* [TO BE DONE] Convert the data from its beginning through the line containing "- side-label-7: 7: [544, 262, 551, 276]" into a JSON list of strings, one string per line, with blank lines left out.

* [RECORDS SHOWN]
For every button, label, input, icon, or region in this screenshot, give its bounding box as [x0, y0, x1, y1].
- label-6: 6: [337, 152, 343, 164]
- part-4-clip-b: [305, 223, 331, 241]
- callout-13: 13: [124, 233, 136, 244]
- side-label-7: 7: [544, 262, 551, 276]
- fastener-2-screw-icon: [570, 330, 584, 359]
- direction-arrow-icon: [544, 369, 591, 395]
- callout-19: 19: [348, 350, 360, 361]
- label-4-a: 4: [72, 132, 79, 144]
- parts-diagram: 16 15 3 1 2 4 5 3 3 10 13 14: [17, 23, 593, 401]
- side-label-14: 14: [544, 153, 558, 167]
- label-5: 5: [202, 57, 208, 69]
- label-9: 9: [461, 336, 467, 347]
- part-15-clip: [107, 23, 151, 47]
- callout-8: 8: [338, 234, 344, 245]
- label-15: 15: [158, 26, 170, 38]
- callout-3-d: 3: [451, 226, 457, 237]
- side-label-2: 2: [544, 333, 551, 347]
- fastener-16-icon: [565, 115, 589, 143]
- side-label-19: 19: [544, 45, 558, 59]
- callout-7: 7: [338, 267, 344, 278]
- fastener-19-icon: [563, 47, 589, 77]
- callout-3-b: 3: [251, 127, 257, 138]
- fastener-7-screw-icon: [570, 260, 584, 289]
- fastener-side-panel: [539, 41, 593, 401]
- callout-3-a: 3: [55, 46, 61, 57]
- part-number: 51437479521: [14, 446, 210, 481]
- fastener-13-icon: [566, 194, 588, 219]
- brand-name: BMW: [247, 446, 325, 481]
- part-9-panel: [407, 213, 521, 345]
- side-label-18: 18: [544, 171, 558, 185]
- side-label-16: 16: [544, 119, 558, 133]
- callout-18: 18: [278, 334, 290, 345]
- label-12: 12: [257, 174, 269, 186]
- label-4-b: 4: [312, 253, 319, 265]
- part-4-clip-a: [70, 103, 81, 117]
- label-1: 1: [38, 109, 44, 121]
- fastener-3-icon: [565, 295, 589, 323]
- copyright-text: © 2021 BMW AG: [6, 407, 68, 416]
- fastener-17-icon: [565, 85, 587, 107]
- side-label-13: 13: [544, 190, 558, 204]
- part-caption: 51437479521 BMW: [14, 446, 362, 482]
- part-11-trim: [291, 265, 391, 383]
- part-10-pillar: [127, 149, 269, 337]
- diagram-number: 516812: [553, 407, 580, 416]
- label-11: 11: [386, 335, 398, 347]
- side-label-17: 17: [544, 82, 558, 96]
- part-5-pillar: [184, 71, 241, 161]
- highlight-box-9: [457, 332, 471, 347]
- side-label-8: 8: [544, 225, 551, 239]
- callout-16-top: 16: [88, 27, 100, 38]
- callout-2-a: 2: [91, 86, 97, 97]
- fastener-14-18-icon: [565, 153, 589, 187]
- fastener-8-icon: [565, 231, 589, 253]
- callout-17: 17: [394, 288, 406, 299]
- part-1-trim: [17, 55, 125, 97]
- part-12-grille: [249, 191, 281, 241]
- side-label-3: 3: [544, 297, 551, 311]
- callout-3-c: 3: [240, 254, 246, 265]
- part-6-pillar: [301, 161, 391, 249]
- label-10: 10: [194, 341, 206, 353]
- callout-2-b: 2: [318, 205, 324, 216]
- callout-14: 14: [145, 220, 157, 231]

* [TASK SOLUTION]
[
  "For every button, label, input, icon, or region in this screenshot, give its bounding box as [x0, y0, x1, y1].",
  "- label-6: 6: [337, 152, 343, 164]",
  "- part-4-clip-b: [305, 223, 331, 241]",
  "- callout-13: 13: [124, 233, 136, 244]",
  "- side-label-7: 7: [544, 262, 551, 276]"
]